## Task requirements
Begin at the line that holds "Transcribe this image's" and retype every line through the end of the material, both included. Leave out the pictures.

## Materials provided
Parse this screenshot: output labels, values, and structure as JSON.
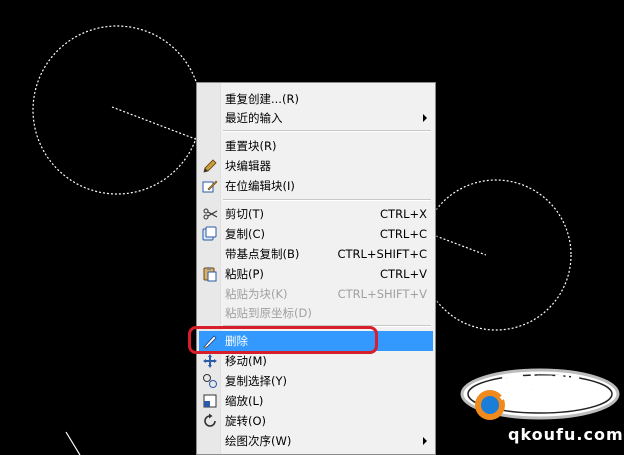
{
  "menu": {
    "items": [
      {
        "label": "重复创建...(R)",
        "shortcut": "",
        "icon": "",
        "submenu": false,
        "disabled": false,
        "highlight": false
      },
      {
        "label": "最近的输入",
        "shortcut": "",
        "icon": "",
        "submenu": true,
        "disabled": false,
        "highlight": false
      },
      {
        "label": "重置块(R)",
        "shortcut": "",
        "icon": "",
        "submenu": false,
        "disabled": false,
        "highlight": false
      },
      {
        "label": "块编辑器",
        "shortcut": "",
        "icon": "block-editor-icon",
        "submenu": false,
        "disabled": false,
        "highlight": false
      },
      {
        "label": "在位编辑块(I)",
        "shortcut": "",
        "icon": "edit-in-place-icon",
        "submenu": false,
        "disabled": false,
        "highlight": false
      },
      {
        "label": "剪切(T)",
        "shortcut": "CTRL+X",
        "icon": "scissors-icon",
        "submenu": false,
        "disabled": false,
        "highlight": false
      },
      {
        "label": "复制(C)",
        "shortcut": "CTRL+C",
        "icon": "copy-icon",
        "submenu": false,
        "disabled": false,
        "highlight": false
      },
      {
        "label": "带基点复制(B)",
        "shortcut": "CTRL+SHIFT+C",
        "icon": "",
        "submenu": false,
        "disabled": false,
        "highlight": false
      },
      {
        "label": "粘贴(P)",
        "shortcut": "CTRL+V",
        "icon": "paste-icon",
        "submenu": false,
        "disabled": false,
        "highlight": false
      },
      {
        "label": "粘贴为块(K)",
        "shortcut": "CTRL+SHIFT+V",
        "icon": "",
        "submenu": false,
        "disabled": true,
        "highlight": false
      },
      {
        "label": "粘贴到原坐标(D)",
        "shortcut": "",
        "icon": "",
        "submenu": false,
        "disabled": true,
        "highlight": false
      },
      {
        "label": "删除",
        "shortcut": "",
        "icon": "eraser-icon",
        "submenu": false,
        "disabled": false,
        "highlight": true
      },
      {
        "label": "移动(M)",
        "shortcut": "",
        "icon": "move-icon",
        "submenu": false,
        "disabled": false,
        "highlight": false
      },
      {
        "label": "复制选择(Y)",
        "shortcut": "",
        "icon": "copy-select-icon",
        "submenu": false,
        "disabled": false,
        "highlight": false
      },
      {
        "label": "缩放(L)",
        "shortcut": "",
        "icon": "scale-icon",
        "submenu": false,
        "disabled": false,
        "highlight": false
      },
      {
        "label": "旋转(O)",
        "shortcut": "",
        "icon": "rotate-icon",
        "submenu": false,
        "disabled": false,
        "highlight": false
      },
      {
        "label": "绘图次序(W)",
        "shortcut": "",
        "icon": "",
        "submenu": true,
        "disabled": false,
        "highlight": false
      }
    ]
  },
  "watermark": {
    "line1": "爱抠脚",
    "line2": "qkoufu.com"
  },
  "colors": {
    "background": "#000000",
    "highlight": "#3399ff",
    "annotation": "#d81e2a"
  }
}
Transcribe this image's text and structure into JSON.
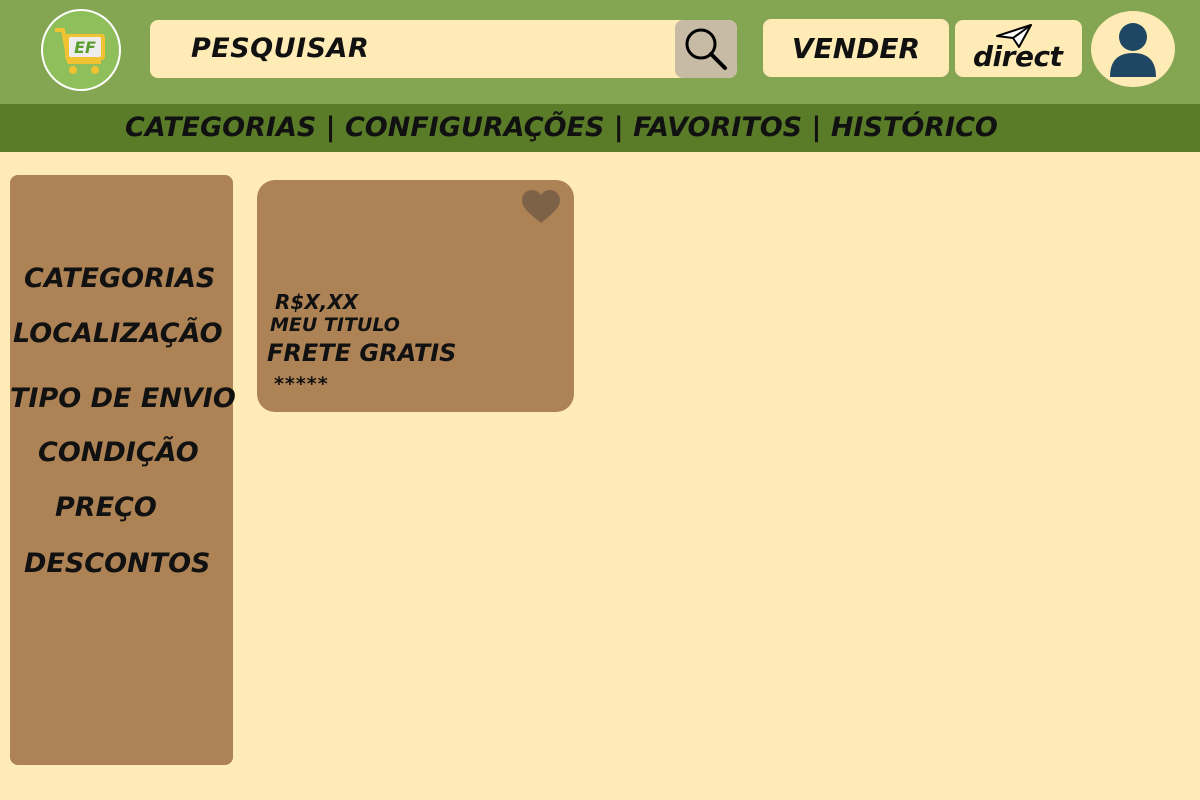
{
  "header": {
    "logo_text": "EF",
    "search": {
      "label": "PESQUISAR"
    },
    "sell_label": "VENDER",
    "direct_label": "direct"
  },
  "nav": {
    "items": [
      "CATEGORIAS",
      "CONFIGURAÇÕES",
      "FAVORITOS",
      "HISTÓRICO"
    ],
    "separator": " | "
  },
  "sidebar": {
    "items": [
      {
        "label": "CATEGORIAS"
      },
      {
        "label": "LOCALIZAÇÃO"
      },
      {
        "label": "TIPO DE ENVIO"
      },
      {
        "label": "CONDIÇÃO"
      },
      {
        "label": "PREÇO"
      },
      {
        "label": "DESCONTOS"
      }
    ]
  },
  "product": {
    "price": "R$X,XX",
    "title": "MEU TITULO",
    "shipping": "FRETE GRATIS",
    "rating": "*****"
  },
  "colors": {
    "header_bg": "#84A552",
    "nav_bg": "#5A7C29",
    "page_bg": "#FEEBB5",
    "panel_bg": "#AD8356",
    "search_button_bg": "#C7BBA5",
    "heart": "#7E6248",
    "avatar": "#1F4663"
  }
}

## Written response
Transcribe this image's text and structure into JSON.
{
  "header": {
    "logo_text": "EF",
    "search": {
      "label": "PESQUISAR"
    },
    "sell_label": "VENDER",
    "direct_label": "direct"
  },
  "nav": {
    "items": [
      "CATEGORIAS",
      "CONFIGURAÇÕES",
      "FAVORITOS",
      "HISTÓRICO"
    ],
    "separator": " | "
  },
  "sidebar": {
    "items": [
      {
        "label": "CATEGORIAS"
      },
      {
        "label": "LOCALIZAÇÃO"
      },
      {
        "label": "TIPO DE ENVIO"
      },
      {
        "label": "CONDIÇÃO"
      },
      {
        "label": "PREÇO"
      },
      {
        "label": "DESCONTOS"
      }
    ]
  },
  "product": {
    "price": "R$X,XX",
    "title": "MEU TITULO",
    "shipping": "FRETE GRATIS",
    "rating": "*****"
  },
  "colors": {
    "header_bg": "#84A552",
    "nav_bg": "#5A7C29",
    "page_bg": "#FEEBB5",
    "panel_bg": "#AD8356",
    "search_button_bg": "#C7BBA5",
    "heart": "#7E6248",
    "avatar": "#1F4663"
  }
}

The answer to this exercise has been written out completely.